Figure contents as structured data>
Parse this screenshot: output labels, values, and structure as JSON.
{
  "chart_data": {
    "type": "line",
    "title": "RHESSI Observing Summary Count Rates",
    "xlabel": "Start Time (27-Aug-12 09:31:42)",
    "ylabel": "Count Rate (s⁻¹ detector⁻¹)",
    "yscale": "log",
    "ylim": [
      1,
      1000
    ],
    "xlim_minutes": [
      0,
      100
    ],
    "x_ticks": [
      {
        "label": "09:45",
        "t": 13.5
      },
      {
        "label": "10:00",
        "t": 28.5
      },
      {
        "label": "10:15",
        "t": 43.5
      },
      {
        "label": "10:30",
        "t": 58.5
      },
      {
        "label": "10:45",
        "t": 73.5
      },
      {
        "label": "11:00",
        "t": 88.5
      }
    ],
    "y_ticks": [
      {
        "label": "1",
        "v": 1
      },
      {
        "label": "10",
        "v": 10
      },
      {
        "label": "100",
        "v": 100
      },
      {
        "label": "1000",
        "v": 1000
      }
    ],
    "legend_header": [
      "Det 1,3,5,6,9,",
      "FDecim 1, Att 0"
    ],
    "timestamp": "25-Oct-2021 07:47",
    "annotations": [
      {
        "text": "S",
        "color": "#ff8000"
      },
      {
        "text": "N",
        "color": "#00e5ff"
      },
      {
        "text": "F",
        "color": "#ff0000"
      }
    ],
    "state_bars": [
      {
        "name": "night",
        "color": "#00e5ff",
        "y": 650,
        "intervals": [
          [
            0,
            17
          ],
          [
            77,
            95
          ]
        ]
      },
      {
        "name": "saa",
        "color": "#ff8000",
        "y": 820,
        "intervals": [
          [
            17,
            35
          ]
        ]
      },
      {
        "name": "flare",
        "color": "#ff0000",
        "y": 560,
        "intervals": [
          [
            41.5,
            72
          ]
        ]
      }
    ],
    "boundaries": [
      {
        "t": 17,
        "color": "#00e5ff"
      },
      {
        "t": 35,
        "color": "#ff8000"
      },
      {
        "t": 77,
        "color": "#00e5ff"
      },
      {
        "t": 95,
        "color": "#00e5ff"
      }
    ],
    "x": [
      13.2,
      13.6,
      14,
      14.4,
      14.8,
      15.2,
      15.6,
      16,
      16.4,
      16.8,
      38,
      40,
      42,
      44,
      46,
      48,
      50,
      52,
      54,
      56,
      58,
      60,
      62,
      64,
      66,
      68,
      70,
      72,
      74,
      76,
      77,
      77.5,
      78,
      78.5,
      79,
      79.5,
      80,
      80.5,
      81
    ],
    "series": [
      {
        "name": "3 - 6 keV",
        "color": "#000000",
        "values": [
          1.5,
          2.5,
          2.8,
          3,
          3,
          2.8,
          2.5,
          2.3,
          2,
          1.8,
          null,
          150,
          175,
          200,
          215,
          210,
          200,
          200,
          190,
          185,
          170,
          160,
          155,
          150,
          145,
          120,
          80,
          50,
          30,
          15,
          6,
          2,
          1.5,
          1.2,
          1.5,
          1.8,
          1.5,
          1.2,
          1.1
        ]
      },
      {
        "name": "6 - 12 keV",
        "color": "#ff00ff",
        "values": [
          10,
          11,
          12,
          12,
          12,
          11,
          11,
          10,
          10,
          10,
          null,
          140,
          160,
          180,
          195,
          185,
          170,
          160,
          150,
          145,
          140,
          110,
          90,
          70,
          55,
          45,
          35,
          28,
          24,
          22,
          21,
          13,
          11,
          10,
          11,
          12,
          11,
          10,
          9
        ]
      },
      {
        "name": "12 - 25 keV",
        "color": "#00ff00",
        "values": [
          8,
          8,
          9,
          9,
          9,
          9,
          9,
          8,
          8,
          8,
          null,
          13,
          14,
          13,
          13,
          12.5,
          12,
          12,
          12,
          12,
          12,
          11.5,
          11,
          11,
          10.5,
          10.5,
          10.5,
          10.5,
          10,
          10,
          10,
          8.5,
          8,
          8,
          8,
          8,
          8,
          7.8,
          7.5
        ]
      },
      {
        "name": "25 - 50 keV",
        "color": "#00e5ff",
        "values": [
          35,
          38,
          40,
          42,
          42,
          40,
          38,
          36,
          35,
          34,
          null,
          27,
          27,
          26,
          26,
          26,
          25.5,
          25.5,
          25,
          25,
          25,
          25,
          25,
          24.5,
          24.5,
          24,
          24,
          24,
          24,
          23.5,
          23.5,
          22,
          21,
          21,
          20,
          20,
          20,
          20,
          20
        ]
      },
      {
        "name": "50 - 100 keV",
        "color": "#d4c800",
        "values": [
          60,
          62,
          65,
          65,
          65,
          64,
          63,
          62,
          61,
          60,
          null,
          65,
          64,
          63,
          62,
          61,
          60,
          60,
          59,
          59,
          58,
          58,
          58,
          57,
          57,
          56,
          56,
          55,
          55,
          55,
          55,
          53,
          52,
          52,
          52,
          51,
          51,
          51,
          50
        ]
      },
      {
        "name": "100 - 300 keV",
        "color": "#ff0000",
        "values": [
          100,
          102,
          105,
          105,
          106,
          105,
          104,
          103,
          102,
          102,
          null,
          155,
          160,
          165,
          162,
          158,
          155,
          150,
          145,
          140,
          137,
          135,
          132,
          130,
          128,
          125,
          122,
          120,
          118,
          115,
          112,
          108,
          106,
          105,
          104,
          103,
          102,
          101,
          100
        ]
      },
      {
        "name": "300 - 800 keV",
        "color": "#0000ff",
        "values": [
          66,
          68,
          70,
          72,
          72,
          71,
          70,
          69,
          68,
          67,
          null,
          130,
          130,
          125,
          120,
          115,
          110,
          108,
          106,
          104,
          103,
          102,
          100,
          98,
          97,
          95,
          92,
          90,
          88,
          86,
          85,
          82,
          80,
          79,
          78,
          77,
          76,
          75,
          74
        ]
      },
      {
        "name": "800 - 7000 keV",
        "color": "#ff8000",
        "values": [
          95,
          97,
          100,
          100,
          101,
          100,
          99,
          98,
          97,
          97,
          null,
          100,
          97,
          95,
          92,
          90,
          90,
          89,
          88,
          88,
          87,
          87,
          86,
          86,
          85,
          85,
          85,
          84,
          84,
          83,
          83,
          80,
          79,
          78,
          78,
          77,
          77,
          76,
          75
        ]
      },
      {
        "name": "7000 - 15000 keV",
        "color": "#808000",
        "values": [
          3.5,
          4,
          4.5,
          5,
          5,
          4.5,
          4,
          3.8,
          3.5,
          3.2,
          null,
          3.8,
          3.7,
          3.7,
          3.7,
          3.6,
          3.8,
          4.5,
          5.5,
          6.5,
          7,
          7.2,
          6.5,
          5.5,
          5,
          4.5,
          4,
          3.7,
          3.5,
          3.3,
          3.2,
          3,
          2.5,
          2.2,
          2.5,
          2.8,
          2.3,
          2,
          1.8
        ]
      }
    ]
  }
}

To be done>
Reproduce the listing in full. Keep it exactly as written.

Output for this exercise>
Parse this screenshot: output labels, values, and structure as JSON.
{
  "chart_data": {
    "type": "line",
    "title": "RHESSI Observing Summary Count Rates",
    "xlabel": "Start Time (27-Aug-12 09:31:42)",
    "ylabel": "Count Rate (s⁻¹ detector⁻¹)",
    "yscale": "log",
    "ylim": [
      1,
      1000
    ],
    "xlim_minutes": [
      0,
      100
    ],
    "x_ticks": [
      {
        "label": "09:45",
        "t": 13.5
      },
      {
        "label": "10:00",
        "t": 28.5
      },
      {
        "label": "10:15",
        "t": 43.5
      },
      {
        "label": "10:30",
        "t": 58.5
      },
      {
        "label": "10:45",
        "t": 73.5
      },
      {
        "label": "11:00",
        "t": 88.5
      }
    ],
    "y_ticks": [
      {
        "label": "1",
        "v": 1
      },
      {
        "label": "10",
        "v": 10
      },
      {
        "label": "100",
        "v": 100
      },
      {
        "label": "1000",
        "v": 1000
      }
    ],
    "legend_header": [
      "Det 1,3,5,6,9,",
      "FDecim 1, Att 0"
    ],
    "timestamp": "25-Oct-2021 07:47",
    "annotations": [
      {
        "text": "S",
        "color": "#ff8000"
      },
      {
        "text": "N",
        "color": "#00e5ff"
      },
      {
        "text": "F",
        "color": "#ff0000"
      }
    ],
    "state_bars": [
      {
        "name": "night",
        "color": "#00e5ff",
        "y": 650,
        "intervals": [
          [
            0,
            17
          ],
          [
            77,
            95
          ]
        ]
      },
      {
        "name": "saa",
        "color": "#ff8000",
        "y": 820,
        "intervals": [
          [
            17,
            35
          ]
        ]
      },
      {
        "name": "flare",
        "color": "#ff0000",
        "y": 560,
        "intervals": [
          [
            41.5,
            72
          ]
        ]
      }
    ],
    "boundaries": [
      {
        "t": 17,
        "color": "#00e5ff"
      },
      {
        "t": 35,
        "color": "#ff8000"
      },
      {
        "t": 77,
        "color": "#00e5ff"
      },
      {
        "t": 95,
        "color": "#00e5ff"
      }
    ],
    "x": [
      13.2,
      13.6,
      14,
      14.4,
      14.8,
      15.2,
      15.6,
      16,
      16.4,
      16.8,
      38,
      40,
      42,
      44,
      46,
      48,
      50,
      52,
      54,
      56,
      58,
      60,
      62,
      64,
      66,
      68,
      70,
      72,
      74,
      76,
      77,
      77.5,
      78,
      78.5,
      79,
      79.5,
      80,
      80.5,
      81
    ],
    "series": [
      {
        "name": "3 - 6 keV",
        "color": "#000000",
        "values": [
          1.5,
          2.5,
          2.8,
          3,
          3,
          2.8,
          2.5,
          2.3,
          2,
          1.8,
          null,
          150,
          175,
          200,
          215,
          210,
          200,
          200,
          190,
          185,
          170,
          160,
          155,
          150,
          145,
          120,
          80,
          50,
          30,
          15,
          6,
          2,
          1.5,
          1.2,
          1.5,
          1.8,
          1.5,
          1.2,
          1.1
        ]
      },
      {
        "name": "6 - 12 keV",
        "color": "#ff00ff",
        "values": [
          10,
          11,
          12,
          12,
          12,
          11,
          11,
          10,
          10,
          10,
          null,
          140,
          160,
          180,
          195,
          185,
          170,
          160,
          150,
          145,
          140,
          110,
          90,
          70,
          55,
          45,
          35,
          28,
          24,
          22,
          21,
          13,
          11,
          10,
          11,
          12,
          11,
          10,
          9
        ]
      },
      {
        "name": "12 - 25 keV",
        "color": "#00ff00",
        "values": [
          8,
          8,
          9,
          9,
          9,
          9,
          9,
          8,
          8,
          8,
          null,
          13,
          14,
          13,
          13,
          12.5,
          12,
          12,
          12,
          12,
          12,
          11.5,
          11,
          11,
          10.5,
          10.5,
          10.5,
          10.5,
          10,
          10,
          10,
          8.5,
          8,
          8,
          8,
          8,
          8,
          7.8,
          7.5
        ]
      },
      {
        "name": "25 - 50 keV",
        "color": "#00e5ff",
        "values": [
          35,
          38,
          40,
          42,
          42,
          40,
          38,
          36,
          35,
          34,
          null,
          27,
          27,
          26,
          26,
          26,
          25.5,
          25.5,
          25,
          25,
          25,
          25,
          25,
          24.5,
          24.5,
          24,
          24,
          24,
          24,
          23.5,
          23.5,
          22,
          21,
          21,
          20,
          20,
          20,
          20,
          20
        ]
      },
      {
        "name": "50 - 100 keV",
        "color": "#d4c800",
        "values": [
          60,
          62,
          65,
          65,
          65,
          64,
          63,
          62,
          61,
          60,
          null,
          65,
          64,
          63,
          62,
          61,
          60,
          60,
          59,
          59,
          58,
          58,
          58,
          57,
          57,
          56,
          56,
          55,
          55,
          55,
          55,
          53,
          52,
          52,
          52,
          51,
          51,
          51,
          50
        ]
      },
      {
        "name": "100 - 300 keV",
        "color": "#ff0000",
        "values": [
          100,
          102,
          105,
          105,
          106,
          105,
          104,
          103,
          102,
          102,
          null,
          155,
          160,
          165,
          162,
          158,
          155,
          150,
          145,
          140,
          137,
          135,
          132,
          130,
          128,
          125,
          122,
          120,
          118,
          115,
          112,
          108,
          106,
          105,
          104,
          103,
          102,
          101,
          100
        ]
      },
      {
        "name": "300 - 800 keV",
        "color": "#0000ff",
        "values": [
          66,
          68,
          70,
          72,
          72,
          71,
          70,
          69,
          68,
          67,
          null,
          130,
          130,
          125,
          120,
          115,
          110,
          108,
          106,
          104,
          103,
          102,
          100,
          98,
          97,
          95,
          92,
          90,
          88,
          86,
          85,
          82,
          80,
          79,
          78,
          77,
          76,
          75,
          74
        ]
      },
      {
        "name": "800 - 7000 keV",
        "color": "#ff8000",
        "values": [
          95,
          97,
          100,
          100,
          101,
          100,
          99,
          98,
          97,
          97,
          null,
          100,
          97,
          95,
          92,
          90,
          90,
          89,
          88,
          88,
          87,
          87,
          86,
          86,
          85,
          85,
          85,
          84,
          84,
          83,
          83,
          80,
          79,
          78,
          78,
          77,
          77,
          76,
          75
        ]
      },
      {
        "name": "7000 - 15000 keV",
        "color": "#808000",
        "values": [
          3.5,
          4,
          4.5,
          5,
          5,
          4.5,
          4,
          3.8,
          3.5,
          3.2,
          null,
          3.8,
          3.7,
          3.7,
          3.7,
          3.6,
          3.8,
          4.5,
          5.5,
          6.5,
          7,
          7.2,
          6.5,
          5.5,
          5,
          4.5,
          4,
          3.7,
          3.5,
          3.3,
          3.2,
          3,
          2.5,
          2.2,
          2.5,
          2.8,
          2.3,
          2,
          1.8
        ]
      }
    ]
  }
}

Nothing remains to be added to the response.